**REQUIREMENTS:**
Please repeat all of the listing exactly.

**Records that describe figures:**
_ _ _ _ _ _ _
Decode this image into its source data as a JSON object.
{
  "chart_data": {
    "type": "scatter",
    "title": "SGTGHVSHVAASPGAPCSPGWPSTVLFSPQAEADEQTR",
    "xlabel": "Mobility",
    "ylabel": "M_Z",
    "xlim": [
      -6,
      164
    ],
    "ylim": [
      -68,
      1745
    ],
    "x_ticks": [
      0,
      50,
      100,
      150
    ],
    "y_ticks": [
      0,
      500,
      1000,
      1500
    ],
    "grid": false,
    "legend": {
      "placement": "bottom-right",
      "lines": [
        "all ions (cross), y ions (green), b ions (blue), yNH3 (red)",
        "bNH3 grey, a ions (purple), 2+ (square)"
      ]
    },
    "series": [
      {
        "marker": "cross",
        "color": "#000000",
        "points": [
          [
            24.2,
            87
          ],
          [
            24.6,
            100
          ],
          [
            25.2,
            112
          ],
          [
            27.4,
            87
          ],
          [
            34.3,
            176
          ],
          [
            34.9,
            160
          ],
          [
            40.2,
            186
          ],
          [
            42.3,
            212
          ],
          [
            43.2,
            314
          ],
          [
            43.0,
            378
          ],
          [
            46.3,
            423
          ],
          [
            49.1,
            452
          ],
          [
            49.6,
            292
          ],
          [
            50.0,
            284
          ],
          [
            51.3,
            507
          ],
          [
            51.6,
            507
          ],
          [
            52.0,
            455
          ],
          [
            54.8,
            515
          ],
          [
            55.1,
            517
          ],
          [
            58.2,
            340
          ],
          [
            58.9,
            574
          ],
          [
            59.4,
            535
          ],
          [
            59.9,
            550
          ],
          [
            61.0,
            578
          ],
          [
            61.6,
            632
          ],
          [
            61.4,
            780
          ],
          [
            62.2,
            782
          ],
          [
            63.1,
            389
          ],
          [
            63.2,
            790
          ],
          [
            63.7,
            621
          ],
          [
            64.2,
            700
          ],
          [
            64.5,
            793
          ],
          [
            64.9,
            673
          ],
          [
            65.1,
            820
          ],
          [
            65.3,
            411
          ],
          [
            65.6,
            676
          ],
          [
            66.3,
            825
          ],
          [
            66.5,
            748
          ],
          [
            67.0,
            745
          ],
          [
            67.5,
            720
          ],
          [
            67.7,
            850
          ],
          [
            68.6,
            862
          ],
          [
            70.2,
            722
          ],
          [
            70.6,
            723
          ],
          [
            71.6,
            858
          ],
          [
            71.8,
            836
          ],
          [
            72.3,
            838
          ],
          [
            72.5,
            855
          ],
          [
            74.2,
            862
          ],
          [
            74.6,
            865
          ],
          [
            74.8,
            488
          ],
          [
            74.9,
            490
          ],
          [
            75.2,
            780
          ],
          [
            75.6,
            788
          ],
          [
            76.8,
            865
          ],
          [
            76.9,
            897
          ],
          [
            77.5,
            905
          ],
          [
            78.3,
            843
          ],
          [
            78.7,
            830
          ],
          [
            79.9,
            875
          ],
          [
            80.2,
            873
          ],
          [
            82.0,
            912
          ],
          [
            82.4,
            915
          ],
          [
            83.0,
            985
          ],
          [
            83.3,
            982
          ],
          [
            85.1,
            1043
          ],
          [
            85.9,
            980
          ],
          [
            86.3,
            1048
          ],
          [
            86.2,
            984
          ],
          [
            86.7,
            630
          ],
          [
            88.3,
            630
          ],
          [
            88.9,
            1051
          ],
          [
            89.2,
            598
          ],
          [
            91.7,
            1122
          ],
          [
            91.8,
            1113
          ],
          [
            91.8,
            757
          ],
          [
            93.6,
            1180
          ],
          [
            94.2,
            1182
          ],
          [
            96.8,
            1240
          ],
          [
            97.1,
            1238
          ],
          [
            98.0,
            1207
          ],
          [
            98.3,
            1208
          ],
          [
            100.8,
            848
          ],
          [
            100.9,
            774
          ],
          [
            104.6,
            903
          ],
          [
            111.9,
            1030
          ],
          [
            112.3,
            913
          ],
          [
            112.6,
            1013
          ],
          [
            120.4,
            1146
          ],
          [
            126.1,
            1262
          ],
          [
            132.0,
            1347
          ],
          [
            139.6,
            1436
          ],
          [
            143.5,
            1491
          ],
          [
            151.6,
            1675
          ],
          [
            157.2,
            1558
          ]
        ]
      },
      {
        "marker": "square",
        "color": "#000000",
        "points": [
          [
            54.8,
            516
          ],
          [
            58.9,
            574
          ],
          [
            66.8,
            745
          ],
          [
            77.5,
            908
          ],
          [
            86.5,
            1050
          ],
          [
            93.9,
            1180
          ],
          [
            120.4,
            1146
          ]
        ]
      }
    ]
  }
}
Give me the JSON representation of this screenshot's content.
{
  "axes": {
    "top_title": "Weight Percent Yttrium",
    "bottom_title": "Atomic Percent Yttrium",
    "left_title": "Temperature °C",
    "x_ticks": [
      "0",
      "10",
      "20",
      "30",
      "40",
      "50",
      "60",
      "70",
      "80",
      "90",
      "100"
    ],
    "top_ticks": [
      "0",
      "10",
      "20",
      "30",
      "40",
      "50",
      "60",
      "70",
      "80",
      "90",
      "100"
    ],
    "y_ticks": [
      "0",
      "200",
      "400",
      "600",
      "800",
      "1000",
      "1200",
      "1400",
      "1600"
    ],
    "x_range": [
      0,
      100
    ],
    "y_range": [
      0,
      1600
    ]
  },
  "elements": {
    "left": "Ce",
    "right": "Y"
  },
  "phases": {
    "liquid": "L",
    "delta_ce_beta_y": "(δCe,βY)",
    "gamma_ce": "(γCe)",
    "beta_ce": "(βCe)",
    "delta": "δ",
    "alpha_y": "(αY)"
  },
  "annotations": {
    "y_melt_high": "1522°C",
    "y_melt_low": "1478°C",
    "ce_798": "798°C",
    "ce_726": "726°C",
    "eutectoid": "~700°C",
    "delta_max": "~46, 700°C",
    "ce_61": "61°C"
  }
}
_ _ _ _ _ _ _
**WORKED ANSWER:**
Decode this image into its source data as a JSON object.
{
  "chart_data": {
    "type": "scatter",
    "title": "SGTGHVSHVAASPGAPCSPGWPSTVLFSPQAEADEQTR",
    "xlabel": "Mobility",
    "ylabel": "M_Z",
    "xlim": [
      -6,
      164
    ],
    "ylim": [
      -68,
      1745
    ],
    "x_ticks": [
      0,
      50,
      100,
      150
    ],
    "y_ticks": [
      0,
      500,
      1000,
      1500
    ],
    "grid": false,
    "legend": {
      "placement": "bottom-right",
      "lines": [
        "all ions (cross), y ions (green), b ions (blue), yNH3 (red)",
        "bNH3 grey, a ions (purple), 2+ (square)"
      ]
    },
    "series": [
      {
        "marker": "cross",
        "color": "#000000",
        "points": [
          [
            24.2,
            87
          ],
          [
            24.6,
            100
          ],
          [
            25.2,
            112
          ],
          [
            27.4,
            87
          ],
          [
            34.3,
            176
          ],
          [
            34.9,
            160
          ],
          [
            40.2,
            186
          ],
          [
            42.3,
            212
          ],
          [
            43.2,
            314
          ],
          [
            43.0,
            378
          ],
          [
            46.3,
            423
          ],
          [
            49.1,
            452
          ],
          [
            49.6,
            292
          ],
          [
            50.0,
            284
          ],
          [
            51.3,
            507
          ],
          [
            51.6,
            507
          ],
          [
            52.0,
            455
          ],
          [
            54.8,
            515
          ],
          [
            55.1,
            517
          ],
          [
            58.2,
            340
          ],
          [
            58.9,
            574
          ],
          [
            59.4,
            535
          ],
          [
            59.9,
            550
          ],
          [
            61.0,
            578
          ],
          [
            61.6,
            632
          ],
          [
            61.4,
            780
          ],
          [
            62.2,
            782
          ],
          [
            63.1,
            389
          ],
          [
            63.2,
            790
          ],
          [
            63.7,
            621
          ],
          [
            64.2,
            700
          ],
          [
            64.5,
            793
          ],
          [
            64.9,
            673
          ],
          [
            65.1,
            820
          ],
          [
            65.3,
            411
          ],
          [
            65.6,
            676
          ],
          [
            66.3,
            825
          ],
          [
            66.5,
            748
          ],
          [
            67.0,
            745
          ],
          [
            67.5,
            720
          ],
          [
            67.7,
            850
          ],
          [
            68.6,
            862
          ],
          [
            70.2,
            722
          ],
          [
            70.6,
            723
          ],
          [
            71.6,
            858
          ],
          [
            71.8,
            836
          ],
          [
            72.3,
            838
          ],
          [
            72.5,
            855
          ],
          [
            74.2,
            862
          ],
          [
            74.6,
            865
          ],
          [
            74.8,
            488
          ],
          [
            74.9,
            490
          ],
          [
            75.2,
            780
          ],
          [
            75.6,
            788
          ],
          [
            76.8,
            865
          ],
          [
            76.9,
            897
          ],
          [
            77.5,
            905
          ],
          [
            78.3,
            843
          ],
          [
            78.7,
            830
          ],
          [
            79.9,
            875
          ],
          [
            80.2,
            873
          ],
          [
            82.0,
            912
          ],
          [
            82.4,
            915
          ],
          [
            83.0,
            985
          ],
          [
            83.3,
            982
          ],
          [
            85.1,
            1043
          ],
          [
            85.9,
            980
          ],
          [
            86.3,
            1048
          ],
          [
            86.2,
            984
          ],
          [
            86.7,
            630
          ],
          [
            88.3,
            630
          ],
          [
            88.9,
            1051
          ],
          [
            89.2,
            598
          ],
          [
            91.7,
            1122
          ],
          [
            91.8,
            1113
          ],
          [
            91.8,
            757
          ],
          [
            93.6,
            1180
          ],
          [
            94.2,
            1182
          ],
          [
            96.8,
            1240
          ],
          [
            97.1,
            1238
          ],
          [
            98.0,
            1207
          ],
          [
            98.3,
            1208
          ],
          [
            100.8,
            848
          ],
          [
            100.9,
            774
          ],
          [
            104.6,
            903
          ],
          [
            111.9,
            1030
          ],
          [
            112.3,
            913
          ],
          [
            112.6,
            1013
          ],
          [
            120.4,
            1146
          ],
          [
            126.1,
            1262
          ],
          [
            132.0,
            1347
          ],
          [
            139.6,
            1436
          ],
          [
            143.5,
            1491
          ],
          [
            151.6,
            1675
          ],
          [
            157.2,
            1558
          ]
        ]
      },
      {
        "marker": "square",
        "color": "#000000",
        "points": [
          [
            54.8,
            516
          ],
          [
            58.9,
            574
          ],
          [
            66.8,
            745
          ],
          [
            77.5,
            908
          ],
          [
            86.5,
            1050
          ],
          [
            93.9,
            1180
          ],
          [
            120.4,
            1146
          ]
        ]
      }
    ]
  }
}
Give me the JSON representation of this screenshot's content.
{
  "axes": {
    "top_title": "Weight Percent Yttrium",
    "bottom_title": "Atomic Percent Yttrium",
    "left_title": "Temperature °C",
    "x_ticks": [
      "0",
      "10",
      "20",
      "30",
      "40",
      "50",
      "60",
      "70",
      "80",
      "90",
      "100"
    ],
    "top_ticks": [
      "0",
      "10",
      "20",
      "30",
      "40",
      "50",
      "60",
      "70",
      "80",
      "90",
      "100"
    ],
    "y_ticks": [
      "0",
      "200",
      "400",
      "600",
      "800",
      "1000",
      "1200",
      "1400",
      "1600"
    ],
    "x_range": [
      0,
      100
    ],
    "y_range": [
      0,
      1600
    ]
  },
  "elements": {
    "left": "Ce",
    "right": "Y"
  },
  "phases": {
    "liquid": "L",
    "delta_ce_beta_y": "(δCe,βY)",
    "gamma_ce": "(γCe)",
    "beta_ce": "(βCe)",
    "delta": "δ",
    "alpha_y": "(αY)"
  },
  "annotations": {
    "y_melt_high": "1522°C",
    "y_melt_low": "1478°C",
    "ce_798": "798°C",
    "ce_726": "726°C",
    "eutectoid": "~700°C",
    "delta_max": "~46, 700°C",
    "ce_61": "61°C"
  }
}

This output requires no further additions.